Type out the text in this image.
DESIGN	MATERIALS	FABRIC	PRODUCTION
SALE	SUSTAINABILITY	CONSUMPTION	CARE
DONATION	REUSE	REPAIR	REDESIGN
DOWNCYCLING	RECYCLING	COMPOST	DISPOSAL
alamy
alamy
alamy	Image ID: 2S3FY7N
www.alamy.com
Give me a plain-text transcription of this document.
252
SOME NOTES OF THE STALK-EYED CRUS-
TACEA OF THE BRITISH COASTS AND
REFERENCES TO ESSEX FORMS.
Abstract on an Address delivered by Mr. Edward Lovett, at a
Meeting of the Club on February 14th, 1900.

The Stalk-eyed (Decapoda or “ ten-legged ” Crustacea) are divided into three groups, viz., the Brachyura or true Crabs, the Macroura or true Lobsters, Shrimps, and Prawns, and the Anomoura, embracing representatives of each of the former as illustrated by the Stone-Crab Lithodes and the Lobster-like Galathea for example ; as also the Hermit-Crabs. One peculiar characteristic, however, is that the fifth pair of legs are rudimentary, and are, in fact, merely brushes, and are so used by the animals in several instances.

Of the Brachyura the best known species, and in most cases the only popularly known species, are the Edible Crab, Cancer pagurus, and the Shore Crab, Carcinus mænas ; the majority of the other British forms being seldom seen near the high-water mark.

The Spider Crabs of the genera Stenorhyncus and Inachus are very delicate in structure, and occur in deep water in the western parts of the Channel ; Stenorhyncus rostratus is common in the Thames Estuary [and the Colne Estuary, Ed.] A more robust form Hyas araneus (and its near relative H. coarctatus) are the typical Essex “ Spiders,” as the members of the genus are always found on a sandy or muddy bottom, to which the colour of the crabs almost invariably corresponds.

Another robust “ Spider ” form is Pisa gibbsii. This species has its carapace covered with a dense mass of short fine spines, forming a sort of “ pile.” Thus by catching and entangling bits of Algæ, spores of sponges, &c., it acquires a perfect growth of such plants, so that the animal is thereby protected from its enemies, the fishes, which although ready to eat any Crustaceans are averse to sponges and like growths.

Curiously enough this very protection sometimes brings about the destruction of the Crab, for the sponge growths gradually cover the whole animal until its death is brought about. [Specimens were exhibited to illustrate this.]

··········

» Problem to work on:
Every record above must be duplicated exactly.

» The solution:
Type out the text in this image.
DESIGN	MATERIALS	FABRIC	PRODUCTION
SALE	SUSTAINABILITY	CONSUMPTION	CARE
DONATION	REUSE	REPAIR	REDESIGN
DOWNCYCLING	RECYCLING	COMPOST	DISPOSAL
alamy
alamy
alamy	Image ID: 2S3FY7N
www.alamy.com
Give me a plain-text transcription of this document.
252
SOME NOTES OF THE STALK-EYED CRUS-
TACEA OF THE BRITISH COASTS AND
REFERENCES TO ESSEX FORMS.
Abstract on an Address delivered by Mr. Edward Lovett, at a
Meeting of the Club on February 14th, 1900.

The Stalk-eyed (Decapoda or “ ten-legged ” Crustacea) are divided into three groups, viz., the Brachyura or true Crabs, the Macroura or true Lobsters, Shrimps, and Prawns, and the Anomoura, embracing representatives of each of the former as illustrated by the Stone-Crab Lithodes and the Lobster-like Galathea for example ; as also the Hermit-Crabs. One peculiar characteristic, however, is that the fifth pair of legs are rudimentary, and are, in fact, merely brushes, and are so used by the animals in several instances.

Of the Brachyura the best known species, and in most cases the only popularly known species, are the Edible Crab, Cancer pagurus, and the Shore Crab, Carcinus mænas ; the majority of the other British forms being seldom seen near the high-water mark.

The Spider Crabs of the genera Stenorhyncus and Inachus are very delicate in structure, and occur in deep water in the western parts of the Channel ; Stenorhyncus rostratus is common in the Thames Estuary [and the Colne Estuary, Ed.] A more robust form Hyas araneus (and its near relative H. coarctatus) are the typical Essex “ Spiders,” as the members of the genus are always found on a sandy or muddy bottom, to which the colour of the crabs almost invariably corresponds.

Another robust “ Spider ” form is Pisa gibbsii. This species has its carapace covered with a dense mass of short fine spines, forming a sort of “ pile.” Thus by catching and entangling bits of Algæ, spores of sponges, &c., it acquires a perfect growth of such plants, so that the animal is thereby protected from its enemies, the fishes, which although ready to eat any Crustaceans are averse to sponges and like growths.

Curiously enough this very protection sometimes brings about the destruction of the Crab, for the sponge growths gradually cover the whole animal until its death is brought about. [Specimens were exhibited to illustrate this.]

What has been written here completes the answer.